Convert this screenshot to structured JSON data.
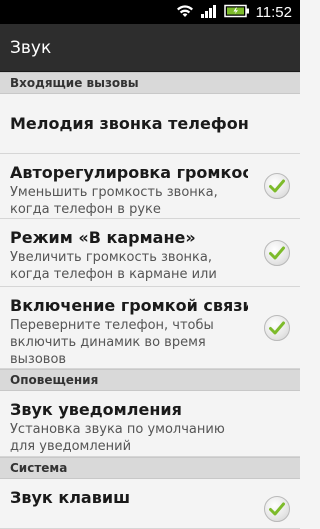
{
  "status_bar": {
    "time": "11:52",
    "icons": [
      "wifi-icon",
      "signal-icon",
      "battery-icon"
    ]
  },
  "app": {
    "title": "Звук"
  },
  "sections": [
    {
      "header": "Входящие вызовы",
      "items": [
        {
          "title": "Мелодия звонка телефона",
          "summary": ""
        },
        {
          "title": "Авторегулировка громкости звонка",
          "summary": "Уменьшить громкость звонка, когда телефон в руке",
          "checked": true
        },
        {
          "title": "Режим «В кармане»",
          "summary": "Увеличить громкость звонка, когда телефон в кармане или сумке",
          "checked": true
        },
        {
          "title": "Включение громкой связи переворотом",
          "summary": "Переверните телефон, чтобы включить динамик во время вызовов",
          "checked": true
        }
      ]
    },
    {
      "header": "Оповещения",
      "items": [
        {
          "title": "Звук уведомления",
          "summary": "Установка звука по умолчанию для уведомлений"
        }
      ]
    },
    {
      "header": "Система",
      "items": [
        {
          "title": "Звук клавиш",
          "checked": true
        }
      ]
    }
  ],
  "colors": {
    "check_accent": "#7dbb2b",
    "title_bar": "#2d2d2d",
    "section_bg": "#d9d9d9"
  }
}
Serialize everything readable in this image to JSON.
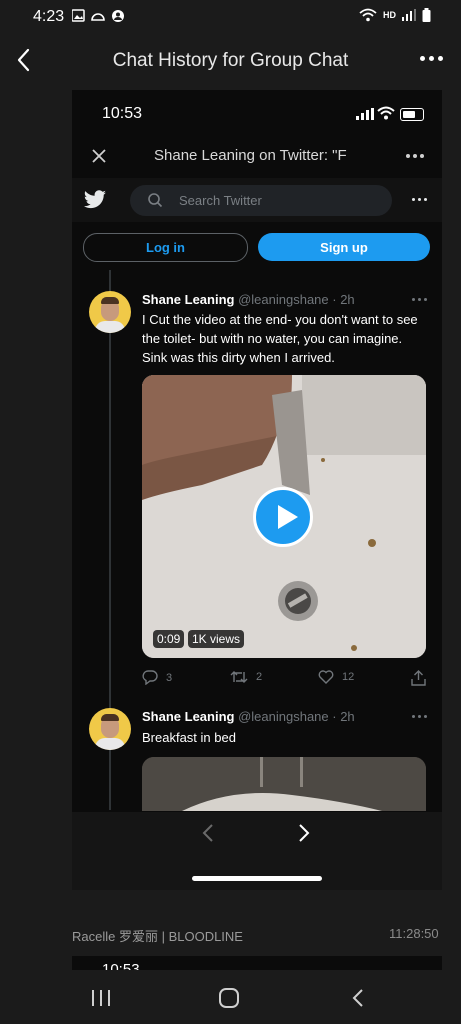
{
  "status_bar": {
    "time": "4:23",
    "network": "HD"
  },
  "app_bar": {
    "title": "Chat History for Group Chat"
  },
  "message": {
    "inner_status": {
      "time": "10:53"
    },
    "webview": {
      "title": "Shane Leaning on Twitter: \"F"
    },
    "twitter": {
      "search_placeholder": "Search Twitter",
      "login_label": "Log in",
      "signup_label": "Sign up",
      "tweets": [
        {
          "name": "Shane Leaning",
          "handle": "@leaningshane",
          "time": "· 2h",
          "text": "I Cut the video at the end- you don't want to see the toilet- but with no water, you can imagine. Sink was this dirty when I arrived.",
          "video_duration": "0:09",
          "video_views": "1K views",
          "replies": "3",
          "retweets": "2",
          "likes": "12"
        },
        {
          "name": "Shane Leaning",
          "handle": "@leaningshane",
          "time": "· 2h",
          "text": "Breakfast in bed"
        }
      ]
    }
  },
  "next_message": {
    "sender": "Racelle 罗爱丽 | BLOODLINE",
    "time": "11:28:50",
    "inner_status_time": "10:53"
  },
  "colors": {
    "accent": "#1d9bf0",
    "background": "#1b1b1b"
  }
}
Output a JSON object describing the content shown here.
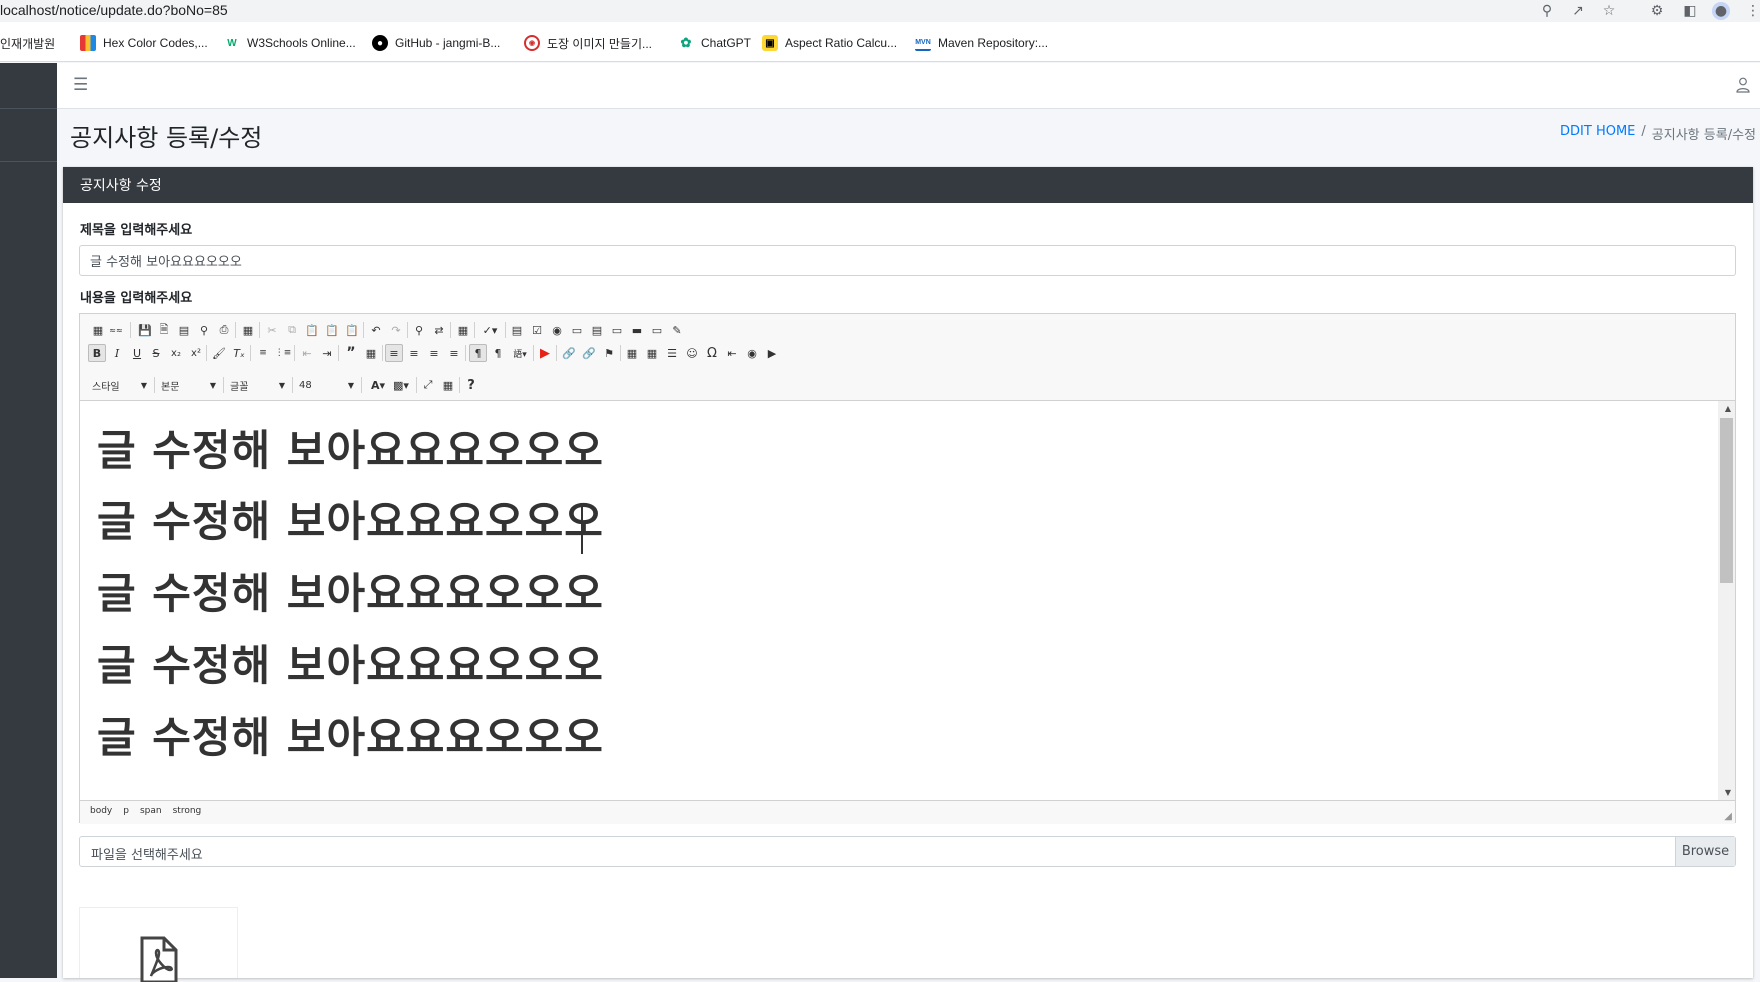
{
  "browser": {
    "url": "localhost/notice/update.do?boNo=85",
    "bookmarks": [
      {
        "label": "인재개발원",
        "icon": "bookmark-icon"
      },
      {
        "label": "Hex Color Codes,...",
        "icon": "color-bars-icon"
      },
      {
        "label": "W3Schools Online...",
        "icon": "w3schools-icon"
      },
      {
        "label": "GitHub - jangmi-B...",
        "icon": "github-icon"
      },
      {
        "label": "도장 이미지 만들기...",
        "icon": "stamp-icon"
      },
      {
        "label": "ChatGPT",
        "icon": "chatgpt-icon"
      },
      {
        "label": "Aspect Ratio Calcu...",
        "icon": "aspect-ratio-icon"
      },
      {
        "label": "Maven Repository:...",
        "icon": "maven-icon"
      }
    ]
  },
  "page": {
    "title": "공지사항 등록/수정",
    "breadcrumb": {
      "home": "DDIT HOME",
      "separator": "/",
      "current": "공지사항 등록/수정"
    }
  },
  "card": {
    "header": "공지사항 수정",
    "title_label": "제목을 입력해주세요",
    "title_value": "글 수정해 보아요요요오오오",
    "content_label": "내용을 입력해주세요"
  },
  "editor": {
    "combos": {
      "style": "스타일",
      "format": "본문",
      "font": "글꼴",
      "size": "48"
    },
    "lines": [
      "글 수정해 보아요요요오오오",
      "글 수정해 보아요요요오오오",
      "글 수정해 보아요요요오오오",
      "글 수정해 보아요요요오오오",
      "글 수정해 보아요요요오오오"
    ],
    "path": [
      "body",
      "p",
      "span",
      "strong"
    ]
  },
  "file": {
    "placeholder": "파일을 선택해주세요",
    "browse_label": "Browse"
  },
  "colors": {
    "sidebar": "#343a40",
    "card_header": "#343a40",
    "link": "#007bff",
    "page_bg": "#f4f6f9"
  }
}
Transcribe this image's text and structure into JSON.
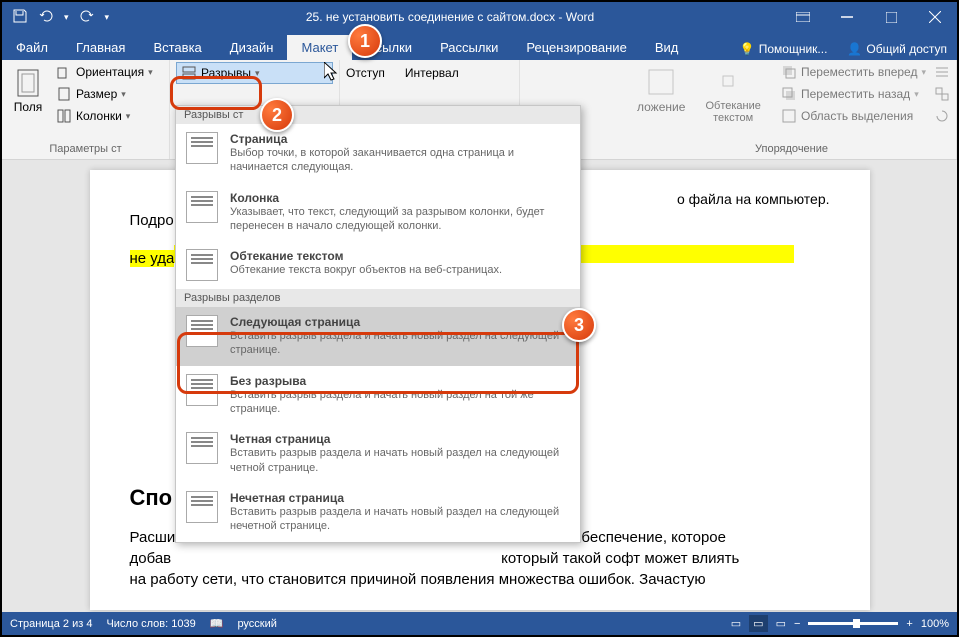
{
  "titlebar": {
    "document_title": "25. не            установить соединение с сайтом.docx - Word"
  },
  "tabs": {
    "file": "Файл",
    "home": "Главная",
    "insert": "Вставка",
    "design": "Дизайн",
    "layout": "Макет",
    "references": "Ссылки",
    "mailings": "Рассылки",
    "review": "Рецензирование",
    "view": "Вид",
    "tell_me": "Помощник...",
    "share": "Общий доступ"
  },
  "ribbon": {
    "margins": "Поля",
    "orientation": "Ориентация",
    "size": "Размер",
    "columns": "Колонки",
    "breaks": "Разрывы",
    "page_setup": "Параметры ст",
    "indent": "Отступ",
    "spacing": "Интервал",
    "position": "ложение",
    "wrap": "Обтекание текстом",
    "bring_forward": "Переместить вперед",
    "send_backward": "Переместить назад",
    "selection_pane": "Область выделения",
    "arrange": "Упорядочение"
  },
  "dropdown": {
    "section1": "Разрывы ст",
    "page_title": "Страница",
    "page_desc": "Выбор точки, в которой заканчивается одна страница и начинается следующая.",
    "column_title": "Колонка",
    "column_desc": "Указывает, что текст, следующий за разрывом колонки, будет перенесен в начало следующей колонки.",
    "textwrap_title": "Обтекание текстом",
    "textwrap_desc": "Обтекание текста вокруг объектов на веб-страницах.",
    "section2": "Разрывы разделов",
    "nextpage_title": "Следующая страница",
    "nextpage_desc": "Вставить разрыв раздела и начать новый раздел на следующей странице.",
    "continuous_title": "Без разрыва",
    "continuous_desc": "Вставить разрыв раздела и начать новый раздел на той же странице.",
    "evenpage_title": "Четная страница",
    "evenpage_desc": "Вставить разрыв раздела и начать новый раздел на следующей четной странице.",
    "oddpage_title": "Нечетная страница",
    "oddpage_desc": "Вставить разрыв раздела и начать новый раздел на следующей нечетной странице."
  },
  "document": {
    "line1": "Подро",
    "line2": "не уда",
    "heading": "Спо                                                          ний",
    "p1_a": "Расши",
    "p1_b": "имное обеспечение, которое",
    "p2_a": "добав",
    "p2_b": "который такой софт может влиять",
    "p3": "на работу сети, что становится причиной появления множества ошибок. Зачастую",
    "tail": "о файла на компьютер."
  },
  "statusbar": {
    "page": "Страница 2 из 4",
    "words": "Число слов: 1039",
    "lang": "русский",
    "zoom": "100%"
  },
  "callouts": {
    "c1": "1",
    "c2": "2",
    "c3": "3"
  }
}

****

## Problem statement
In the listing, find all lines with the string "звонка" and copy them.

## Solution to this task
          "title": "Мелодия звонка телефона",
          "title": "Авторегулировка громкости звонка",
          "summary": "Уменьшить громкость звонка, когда телефон в руке",
          "summary": "Увеличить громкость звонка, когда телефон в кармане или сумке",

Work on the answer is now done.